**REQUIREMENTS**
Select each line where the word "return" appears.
---+---
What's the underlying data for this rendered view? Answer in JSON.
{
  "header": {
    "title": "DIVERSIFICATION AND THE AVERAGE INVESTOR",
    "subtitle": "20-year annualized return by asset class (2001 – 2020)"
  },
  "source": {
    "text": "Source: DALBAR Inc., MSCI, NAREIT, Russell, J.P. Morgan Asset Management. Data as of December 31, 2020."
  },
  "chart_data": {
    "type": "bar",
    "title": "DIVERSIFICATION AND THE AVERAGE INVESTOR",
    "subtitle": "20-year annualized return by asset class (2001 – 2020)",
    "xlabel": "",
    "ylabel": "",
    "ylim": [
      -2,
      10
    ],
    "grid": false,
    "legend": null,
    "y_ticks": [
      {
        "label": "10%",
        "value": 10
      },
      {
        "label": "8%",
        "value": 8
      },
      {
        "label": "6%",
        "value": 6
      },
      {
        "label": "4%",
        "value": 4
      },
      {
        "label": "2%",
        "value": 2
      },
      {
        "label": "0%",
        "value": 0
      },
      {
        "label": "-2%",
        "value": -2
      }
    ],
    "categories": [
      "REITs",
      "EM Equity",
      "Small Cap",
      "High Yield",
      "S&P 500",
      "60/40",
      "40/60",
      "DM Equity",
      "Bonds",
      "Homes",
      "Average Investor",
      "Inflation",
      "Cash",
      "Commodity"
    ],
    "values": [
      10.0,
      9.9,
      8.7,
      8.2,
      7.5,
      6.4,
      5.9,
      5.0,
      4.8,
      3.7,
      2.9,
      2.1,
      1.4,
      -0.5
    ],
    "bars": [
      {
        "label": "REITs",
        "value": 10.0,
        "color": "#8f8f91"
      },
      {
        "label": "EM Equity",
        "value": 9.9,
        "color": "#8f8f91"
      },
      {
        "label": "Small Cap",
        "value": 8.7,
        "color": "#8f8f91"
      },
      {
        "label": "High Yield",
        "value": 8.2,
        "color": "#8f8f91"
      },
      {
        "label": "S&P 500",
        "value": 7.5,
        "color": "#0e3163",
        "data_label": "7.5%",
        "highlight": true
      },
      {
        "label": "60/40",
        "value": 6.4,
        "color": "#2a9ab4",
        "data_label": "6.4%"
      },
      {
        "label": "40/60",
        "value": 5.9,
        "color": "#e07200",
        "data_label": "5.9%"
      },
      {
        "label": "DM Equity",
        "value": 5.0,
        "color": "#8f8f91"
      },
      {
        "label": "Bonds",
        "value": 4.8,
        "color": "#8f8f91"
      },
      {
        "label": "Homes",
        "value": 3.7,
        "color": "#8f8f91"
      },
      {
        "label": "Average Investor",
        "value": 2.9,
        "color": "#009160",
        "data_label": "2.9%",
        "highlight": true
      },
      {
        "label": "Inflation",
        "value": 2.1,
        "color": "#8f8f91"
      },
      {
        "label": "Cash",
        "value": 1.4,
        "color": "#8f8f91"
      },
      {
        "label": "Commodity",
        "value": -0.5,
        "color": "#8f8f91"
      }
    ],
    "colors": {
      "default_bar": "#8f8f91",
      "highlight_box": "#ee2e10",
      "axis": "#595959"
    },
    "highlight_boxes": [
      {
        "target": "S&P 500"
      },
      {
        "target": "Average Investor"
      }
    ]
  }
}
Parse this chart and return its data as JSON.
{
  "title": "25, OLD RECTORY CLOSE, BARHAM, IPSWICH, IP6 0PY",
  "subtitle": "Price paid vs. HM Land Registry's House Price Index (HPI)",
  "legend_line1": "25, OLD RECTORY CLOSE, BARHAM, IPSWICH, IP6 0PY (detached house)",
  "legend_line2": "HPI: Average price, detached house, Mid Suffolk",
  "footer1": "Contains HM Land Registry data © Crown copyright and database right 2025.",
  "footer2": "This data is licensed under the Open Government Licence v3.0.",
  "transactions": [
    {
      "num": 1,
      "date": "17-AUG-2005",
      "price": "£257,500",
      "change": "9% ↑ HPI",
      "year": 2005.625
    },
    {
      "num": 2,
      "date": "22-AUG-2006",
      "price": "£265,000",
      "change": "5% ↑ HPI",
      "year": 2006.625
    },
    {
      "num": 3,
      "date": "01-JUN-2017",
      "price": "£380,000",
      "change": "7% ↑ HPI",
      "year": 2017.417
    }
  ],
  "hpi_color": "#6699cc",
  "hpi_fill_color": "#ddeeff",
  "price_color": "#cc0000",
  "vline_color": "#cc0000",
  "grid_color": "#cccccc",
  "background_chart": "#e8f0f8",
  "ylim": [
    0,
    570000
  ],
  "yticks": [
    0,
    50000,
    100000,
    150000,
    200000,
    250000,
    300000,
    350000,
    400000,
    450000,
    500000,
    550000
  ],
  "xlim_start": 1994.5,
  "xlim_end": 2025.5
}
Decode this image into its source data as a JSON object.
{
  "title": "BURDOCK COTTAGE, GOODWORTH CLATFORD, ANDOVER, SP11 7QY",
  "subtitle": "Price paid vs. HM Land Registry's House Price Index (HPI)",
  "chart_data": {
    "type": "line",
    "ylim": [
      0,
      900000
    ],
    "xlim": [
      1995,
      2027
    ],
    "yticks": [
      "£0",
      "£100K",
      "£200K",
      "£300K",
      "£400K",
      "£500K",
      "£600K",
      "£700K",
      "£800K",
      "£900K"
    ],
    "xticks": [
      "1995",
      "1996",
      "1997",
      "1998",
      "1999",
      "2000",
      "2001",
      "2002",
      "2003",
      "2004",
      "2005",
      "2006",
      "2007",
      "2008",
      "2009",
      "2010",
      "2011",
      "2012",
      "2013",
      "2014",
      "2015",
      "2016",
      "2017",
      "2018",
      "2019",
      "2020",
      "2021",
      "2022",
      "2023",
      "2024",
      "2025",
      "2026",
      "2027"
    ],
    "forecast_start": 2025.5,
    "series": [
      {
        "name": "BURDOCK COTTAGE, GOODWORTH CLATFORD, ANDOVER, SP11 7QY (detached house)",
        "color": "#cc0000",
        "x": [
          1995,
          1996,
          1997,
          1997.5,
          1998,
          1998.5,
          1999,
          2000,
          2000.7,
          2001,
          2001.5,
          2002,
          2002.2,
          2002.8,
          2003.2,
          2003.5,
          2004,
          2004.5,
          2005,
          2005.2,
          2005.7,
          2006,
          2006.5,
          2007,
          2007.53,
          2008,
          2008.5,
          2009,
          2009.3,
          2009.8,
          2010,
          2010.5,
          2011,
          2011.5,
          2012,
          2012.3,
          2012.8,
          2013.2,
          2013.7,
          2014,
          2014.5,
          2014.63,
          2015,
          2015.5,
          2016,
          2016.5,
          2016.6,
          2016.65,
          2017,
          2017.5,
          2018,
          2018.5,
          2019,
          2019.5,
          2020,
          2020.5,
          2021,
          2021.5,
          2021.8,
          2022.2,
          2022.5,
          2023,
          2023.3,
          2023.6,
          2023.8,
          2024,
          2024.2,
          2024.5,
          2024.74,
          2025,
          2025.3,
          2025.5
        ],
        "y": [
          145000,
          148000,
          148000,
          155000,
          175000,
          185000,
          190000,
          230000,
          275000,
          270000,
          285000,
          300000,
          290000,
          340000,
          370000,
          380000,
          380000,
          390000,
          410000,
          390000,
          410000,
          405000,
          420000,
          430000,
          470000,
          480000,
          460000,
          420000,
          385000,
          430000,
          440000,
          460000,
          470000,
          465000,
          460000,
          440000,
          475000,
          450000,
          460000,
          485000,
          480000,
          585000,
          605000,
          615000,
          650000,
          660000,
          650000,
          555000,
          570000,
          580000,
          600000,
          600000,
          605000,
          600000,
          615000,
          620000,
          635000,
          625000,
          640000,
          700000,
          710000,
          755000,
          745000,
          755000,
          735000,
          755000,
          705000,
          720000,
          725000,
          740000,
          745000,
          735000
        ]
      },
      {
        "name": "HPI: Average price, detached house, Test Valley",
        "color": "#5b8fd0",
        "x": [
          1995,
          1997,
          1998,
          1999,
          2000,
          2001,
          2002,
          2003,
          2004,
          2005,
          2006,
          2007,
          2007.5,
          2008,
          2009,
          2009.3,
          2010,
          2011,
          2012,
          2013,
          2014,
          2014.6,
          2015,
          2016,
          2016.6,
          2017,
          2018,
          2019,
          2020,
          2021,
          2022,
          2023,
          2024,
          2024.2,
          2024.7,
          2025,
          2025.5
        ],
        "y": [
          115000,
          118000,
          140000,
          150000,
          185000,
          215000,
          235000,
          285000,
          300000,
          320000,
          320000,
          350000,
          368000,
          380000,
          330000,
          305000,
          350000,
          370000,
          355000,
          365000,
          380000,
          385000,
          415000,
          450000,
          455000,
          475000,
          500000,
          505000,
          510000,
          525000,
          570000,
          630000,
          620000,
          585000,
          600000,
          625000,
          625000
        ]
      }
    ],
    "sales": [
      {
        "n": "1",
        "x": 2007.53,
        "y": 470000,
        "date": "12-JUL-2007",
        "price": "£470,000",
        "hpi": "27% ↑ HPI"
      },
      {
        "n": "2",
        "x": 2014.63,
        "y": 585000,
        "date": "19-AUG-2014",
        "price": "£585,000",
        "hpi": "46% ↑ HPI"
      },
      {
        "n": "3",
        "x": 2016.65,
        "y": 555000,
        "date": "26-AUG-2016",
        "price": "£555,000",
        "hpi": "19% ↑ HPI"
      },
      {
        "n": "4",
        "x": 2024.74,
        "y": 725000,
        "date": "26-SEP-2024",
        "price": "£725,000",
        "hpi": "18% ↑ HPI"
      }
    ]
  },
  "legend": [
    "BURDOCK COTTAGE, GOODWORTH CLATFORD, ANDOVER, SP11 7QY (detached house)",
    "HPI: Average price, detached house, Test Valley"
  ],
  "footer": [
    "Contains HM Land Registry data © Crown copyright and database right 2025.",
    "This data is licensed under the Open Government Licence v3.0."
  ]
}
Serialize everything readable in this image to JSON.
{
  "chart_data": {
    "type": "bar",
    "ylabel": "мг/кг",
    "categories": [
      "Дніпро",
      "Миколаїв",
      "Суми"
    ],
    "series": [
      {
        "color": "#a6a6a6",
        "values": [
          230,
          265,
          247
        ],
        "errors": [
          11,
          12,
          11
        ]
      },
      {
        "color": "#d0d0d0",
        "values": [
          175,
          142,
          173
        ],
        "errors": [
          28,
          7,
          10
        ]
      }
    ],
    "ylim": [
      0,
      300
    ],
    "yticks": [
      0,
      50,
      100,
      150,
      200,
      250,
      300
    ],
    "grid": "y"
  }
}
---+---
**EXERCISE ANSWER**
    "subtitle": "20-year annualized return by asset class (2001 – 2020)"
    "subtitle": "20-year annualized return by asset class (2001 – 2020)",
Parse this chart and return its data as JSON.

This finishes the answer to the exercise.